PROMPT – Restate every entry word for word.

Source data
+ + + + + + +

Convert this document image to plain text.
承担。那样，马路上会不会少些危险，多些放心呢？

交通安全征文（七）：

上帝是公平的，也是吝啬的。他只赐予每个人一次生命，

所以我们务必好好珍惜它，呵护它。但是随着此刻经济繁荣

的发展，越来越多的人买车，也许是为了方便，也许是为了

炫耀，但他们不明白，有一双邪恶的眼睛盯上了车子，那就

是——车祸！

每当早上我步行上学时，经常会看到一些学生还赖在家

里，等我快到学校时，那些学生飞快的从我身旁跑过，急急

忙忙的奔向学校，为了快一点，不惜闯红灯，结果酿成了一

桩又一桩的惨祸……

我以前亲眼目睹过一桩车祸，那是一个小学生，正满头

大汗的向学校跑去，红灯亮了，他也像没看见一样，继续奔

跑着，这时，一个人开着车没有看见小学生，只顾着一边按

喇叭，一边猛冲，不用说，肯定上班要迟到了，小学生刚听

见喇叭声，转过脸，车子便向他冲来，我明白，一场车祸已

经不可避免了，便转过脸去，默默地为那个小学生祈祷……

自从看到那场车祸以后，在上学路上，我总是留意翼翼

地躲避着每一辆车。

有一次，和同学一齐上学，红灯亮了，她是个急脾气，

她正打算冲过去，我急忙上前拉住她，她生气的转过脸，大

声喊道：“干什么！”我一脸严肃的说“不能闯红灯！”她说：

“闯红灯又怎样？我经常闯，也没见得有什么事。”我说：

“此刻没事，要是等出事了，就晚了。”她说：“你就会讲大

+ + + + + + +

TASK SOLUTION –
Convert this document image to plain text.
承担。那样，马路上会不会少些危险，多些放心呢？

交通安全征文（七）：

上帝是公平的，也是吝啬的。他只赐予每个人一次生命，

所以我们务必好好珍惜它，呵护它。但是随着此刻经济繁荣

的发展，越来越多的人买车，也许是为了方便，也许是为了

炫耀，但他们不明白，有一双邪恶的眼睛盯上了车子，那就

是——车祸！

每当早上我步行上学时，经常会看到一些学生还赖在家

里，等我快到学校时，那些学生飞快的从我身旁跑过，急急

忙忙的奔向学校，为了快一点，不惜闯红灯，结果酿成了一

桩又一桩的惨祸……

我以前亲眼目睹过一桩车祸，那是一个小学生，正满头

大汗的向学校跑去，红灯亮了，他也像没看见一样，继续奔

跑着，这时，一个人开着车没有看见小学生，只顾着一边按

喇叭，一边猛冲，不用说，肯定上班要迟到了，小学生刚听

见喇叭声，转过脸，车子便向他冲来，我明白，一场车祸已

经不可避免了，便转过脸去，默默地为那个小学生祈祷……

自从看到那场车祸以后，在上学路上，我总是留意翼翼

地躲避着每一辆车。

有一次，和同学一齐上学，红灯亮了，她是个急脾气，

她正打算冲过去，我急忙上前拉住她，她生气的转过脸，大

声喊道：“干什么！”我一脸严肃的说“不能闯红灯！”她说：

“闯红灯又怎样？我经常闯，也没见得有什么事。”我说：

“此刻没事，要是等出事了，就晚了。”她说：“你就会讲大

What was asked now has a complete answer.